TEXT SHOWN:

Figure 2Hypothetical scenarios for the fecal viral RNA metagenomic profile of severe acute respiratory syndrome coronavirus 2 (SARS-CoV-2) in association with its infectivity in gut. (A) Schematic presentation of the full-length genome, transcribed subgenomic RNAs (sgRNA) and the virion structure of SARS-CoV-2 virus. (B) Three scenarios hypothesised for the presence and infectivity of SARS-CoV-2 in the gut of patients with COVID-19, and the detection of SARS-CoV-2 virus by faecal viral RNA metegenomics sequencing. If SARS-CoV-2 virus infects the host cells in the gut, its genomic and sgRNAs should be highly expressed and released into the gut lumen on cytolysis, where the 3’ end of SARS-CoV-2 genome should be highly covered by faecal viral RNA metagenomics sequencing.

CHECK YOUR UNDERSTANDING:
a) State whether each statement below agrees with the figure caption, answering yes or no and quoting the words of the caption that decide it: (i) Panel A depicts the virion structure of SARS-CoV-2. (ii) Panel B sets out four hypothesized scenarios. (iii) If the virus infects host cells in the gut, the 5’ end of its genome should be highly covered by sequencing.
b) Write out the figure caption from "Figure 2Hypothetical scenarios" up to and including "RNA metagenomics sequencing.".
The entries that follow are drawn from a separate source.

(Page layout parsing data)
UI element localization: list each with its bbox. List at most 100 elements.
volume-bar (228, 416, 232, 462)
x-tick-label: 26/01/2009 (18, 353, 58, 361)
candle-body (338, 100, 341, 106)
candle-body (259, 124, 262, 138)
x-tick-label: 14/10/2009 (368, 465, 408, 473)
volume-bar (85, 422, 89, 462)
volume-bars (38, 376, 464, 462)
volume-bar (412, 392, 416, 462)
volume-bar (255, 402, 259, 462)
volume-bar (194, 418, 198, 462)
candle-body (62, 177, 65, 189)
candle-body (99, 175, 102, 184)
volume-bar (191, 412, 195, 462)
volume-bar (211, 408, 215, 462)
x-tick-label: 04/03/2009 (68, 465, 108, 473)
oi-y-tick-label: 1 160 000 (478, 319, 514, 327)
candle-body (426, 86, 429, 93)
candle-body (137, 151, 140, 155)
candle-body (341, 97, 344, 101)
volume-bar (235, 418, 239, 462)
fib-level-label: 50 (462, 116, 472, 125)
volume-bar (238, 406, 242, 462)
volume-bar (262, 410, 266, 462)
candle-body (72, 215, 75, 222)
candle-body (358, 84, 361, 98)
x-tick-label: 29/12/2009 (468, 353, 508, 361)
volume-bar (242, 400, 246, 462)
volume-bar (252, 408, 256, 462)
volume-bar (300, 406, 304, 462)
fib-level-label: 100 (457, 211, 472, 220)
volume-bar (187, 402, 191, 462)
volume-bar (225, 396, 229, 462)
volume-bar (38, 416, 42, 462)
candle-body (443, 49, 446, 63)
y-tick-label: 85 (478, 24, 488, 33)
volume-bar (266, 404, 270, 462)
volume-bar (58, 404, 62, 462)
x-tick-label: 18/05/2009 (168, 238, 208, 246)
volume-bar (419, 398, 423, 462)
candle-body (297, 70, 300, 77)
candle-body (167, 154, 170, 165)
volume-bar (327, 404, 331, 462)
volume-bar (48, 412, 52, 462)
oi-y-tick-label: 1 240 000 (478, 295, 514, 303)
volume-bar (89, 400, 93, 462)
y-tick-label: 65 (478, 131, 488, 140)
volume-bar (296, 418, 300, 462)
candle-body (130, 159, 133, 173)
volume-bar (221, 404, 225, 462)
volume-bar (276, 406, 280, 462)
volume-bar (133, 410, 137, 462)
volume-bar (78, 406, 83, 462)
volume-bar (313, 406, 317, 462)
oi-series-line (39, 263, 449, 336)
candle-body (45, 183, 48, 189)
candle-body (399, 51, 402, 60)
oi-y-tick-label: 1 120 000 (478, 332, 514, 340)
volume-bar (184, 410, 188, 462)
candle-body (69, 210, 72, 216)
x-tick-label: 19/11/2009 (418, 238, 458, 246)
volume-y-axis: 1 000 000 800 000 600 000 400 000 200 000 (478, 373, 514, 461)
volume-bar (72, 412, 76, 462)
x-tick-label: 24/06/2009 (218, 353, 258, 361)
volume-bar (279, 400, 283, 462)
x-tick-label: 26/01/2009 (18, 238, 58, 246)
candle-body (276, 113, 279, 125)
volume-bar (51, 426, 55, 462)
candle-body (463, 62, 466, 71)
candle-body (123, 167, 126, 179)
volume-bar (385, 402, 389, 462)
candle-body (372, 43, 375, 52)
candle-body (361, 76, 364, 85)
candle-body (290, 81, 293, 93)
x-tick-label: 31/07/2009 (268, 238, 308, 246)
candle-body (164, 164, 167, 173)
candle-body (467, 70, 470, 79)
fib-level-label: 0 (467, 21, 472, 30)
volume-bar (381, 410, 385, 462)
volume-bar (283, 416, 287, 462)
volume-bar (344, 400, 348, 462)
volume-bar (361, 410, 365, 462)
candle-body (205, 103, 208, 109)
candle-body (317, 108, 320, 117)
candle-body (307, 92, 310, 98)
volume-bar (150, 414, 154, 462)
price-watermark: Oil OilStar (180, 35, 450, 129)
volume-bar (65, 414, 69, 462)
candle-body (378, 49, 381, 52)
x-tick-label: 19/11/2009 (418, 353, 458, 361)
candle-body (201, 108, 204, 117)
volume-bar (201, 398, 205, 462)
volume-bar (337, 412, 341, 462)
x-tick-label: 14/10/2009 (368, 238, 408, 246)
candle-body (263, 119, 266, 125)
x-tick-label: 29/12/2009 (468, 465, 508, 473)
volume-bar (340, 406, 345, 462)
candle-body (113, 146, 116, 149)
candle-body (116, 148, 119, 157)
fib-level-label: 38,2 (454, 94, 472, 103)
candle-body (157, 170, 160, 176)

RESULTS:
a)
(i) Yes: "Schematic presentation of the full-length genome, transcribed subgenomic RNAs (sgRNA) and the virion structure of SARS-CoV-2 virus."
(ii) No: "Three scenarios hypothesised for the presence and infectivity of SARS-CoV-2 in the gut of patients with COVID-19"
(iii) No: "where the 3’ end of SARS-CoV-2 genome should be highly covered by faecal viral RNA metagenomics sequencing."

b)
Figure 2Hypothetical scenarios for the fecal viral RNA metagenomic profile of severe acute respiratory syndrome coronavirus 2 (SARS-CoV-2) in association with its infectivity in gut. (A) Schematic presentation of the full-length genome, transcribed subgenomic RNAs (sgRNA) and the virion structure of SARS-CoV-2 virus. (B) Three scenarios hypothesised for the presence and infectivity of SARS-CoV-2 in the gut of patients with COVID-19, and the detection of SARS-CoV-2 virus by faecal viral RNA metegenomics sequencing. If SARS-CoV-2 virus infects the host cells in the gut, its genomic and sgRNAs should be highly expressed and released into the gut lumen on cytolysis, where the 3’ end of SARS-CoV-2 genome should be highly covered by faecal viral RNA metagenomics sequencing.